#### GOAL
Using the listing below, select the lines with the word "ticketing" and copy them.

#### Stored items

◆ ◆ ◆

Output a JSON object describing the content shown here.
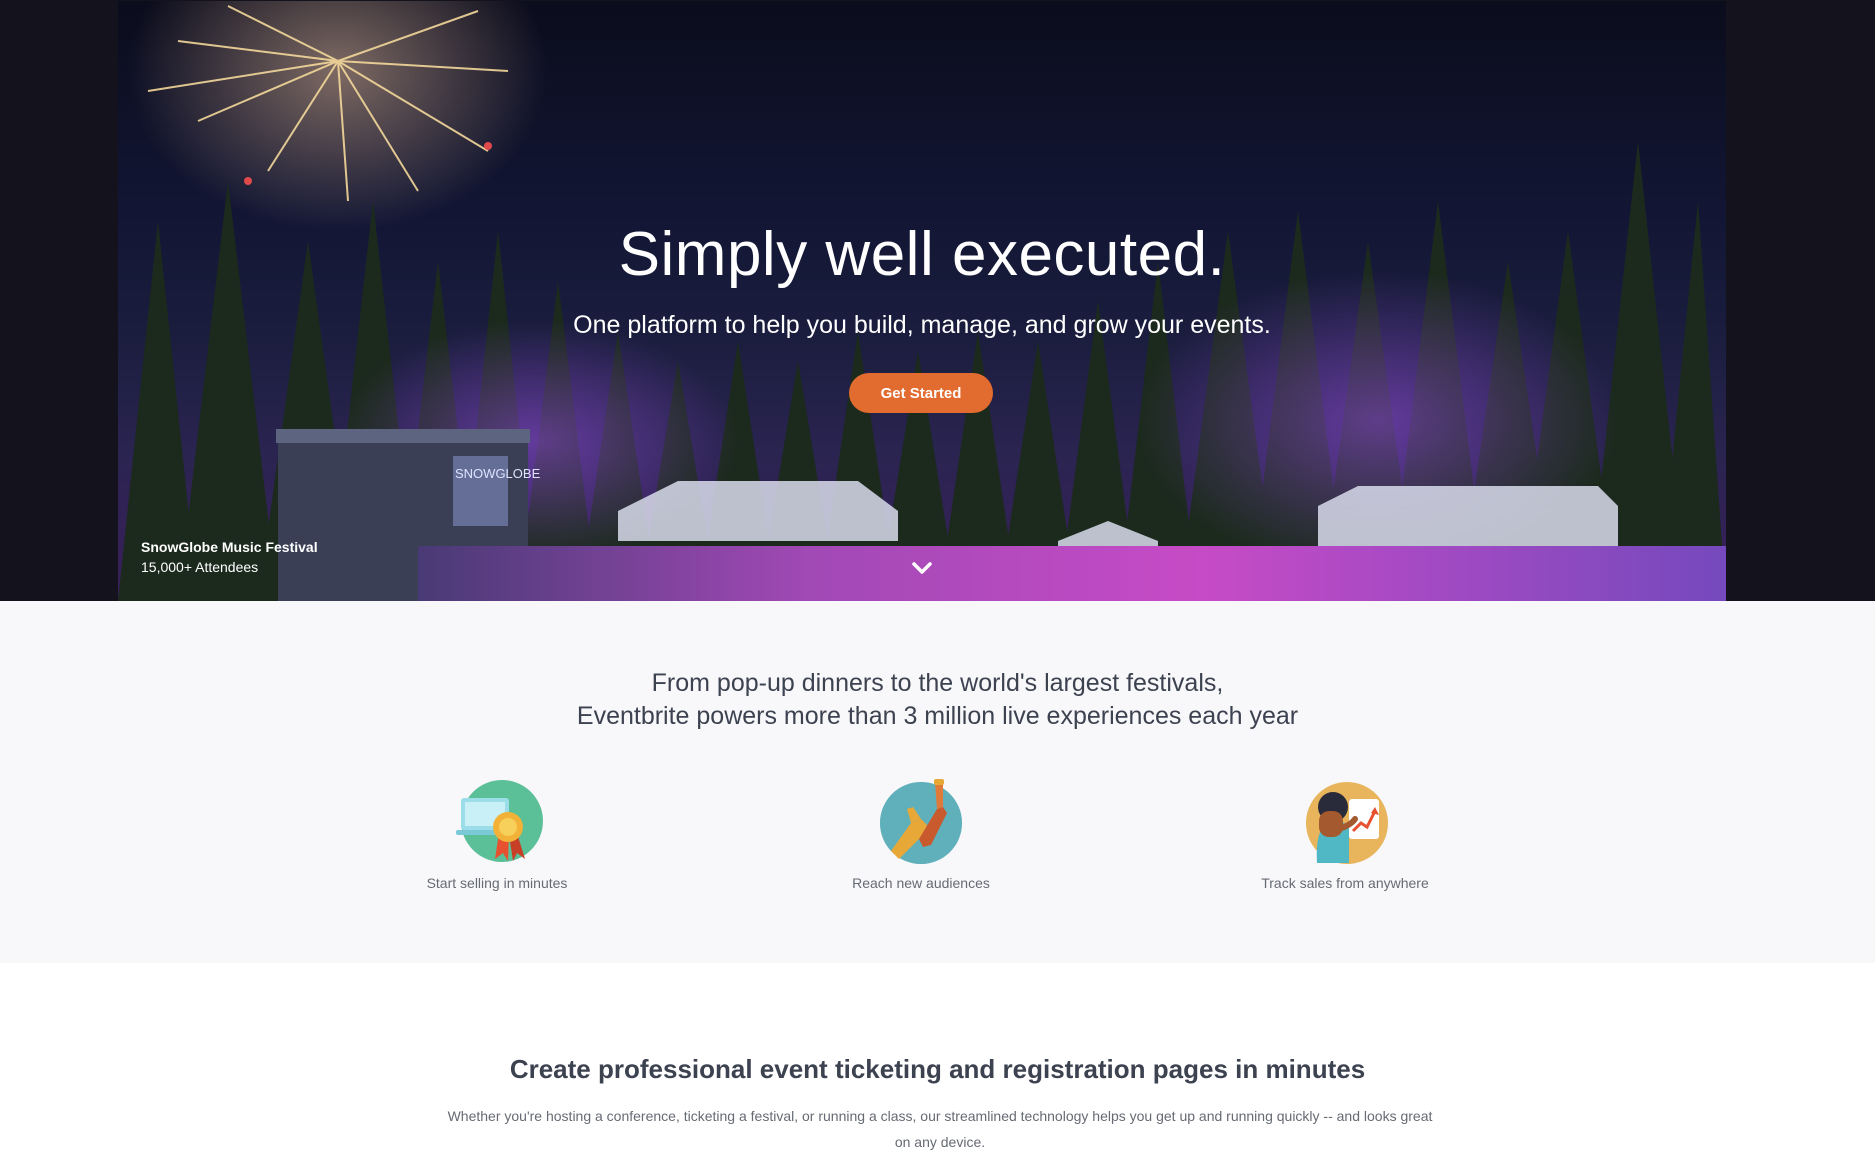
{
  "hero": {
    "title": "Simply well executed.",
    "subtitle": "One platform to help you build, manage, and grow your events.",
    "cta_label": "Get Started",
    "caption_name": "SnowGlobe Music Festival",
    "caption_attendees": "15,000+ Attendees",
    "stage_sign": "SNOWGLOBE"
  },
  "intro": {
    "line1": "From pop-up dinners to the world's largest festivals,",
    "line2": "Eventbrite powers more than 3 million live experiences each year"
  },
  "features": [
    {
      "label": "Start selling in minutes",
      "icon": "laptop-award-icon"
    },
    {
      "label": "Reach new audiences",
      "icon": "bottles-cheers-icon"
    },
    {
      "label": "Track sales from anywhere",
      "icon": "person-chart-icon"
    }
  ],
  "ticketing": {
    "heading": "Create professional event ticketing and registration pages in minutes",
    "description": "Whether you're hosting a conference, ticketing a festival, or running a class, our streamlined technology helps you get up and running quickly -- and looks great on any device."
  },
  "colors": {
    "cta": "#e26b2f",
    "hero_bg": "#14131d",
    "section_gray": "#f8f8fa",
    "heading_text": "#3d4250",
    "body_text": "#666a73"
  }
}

◆ ◆ ◆

#### FULL SOLUTION
  "ticketing": {
    "heading": "Create professional event ticketing and registration pages in minutes",
    "description": "Whether you're hosting a conference, ticketing a festival, or running a class, our streamlined technology helps you get up and running quickly -- and looks great on any device."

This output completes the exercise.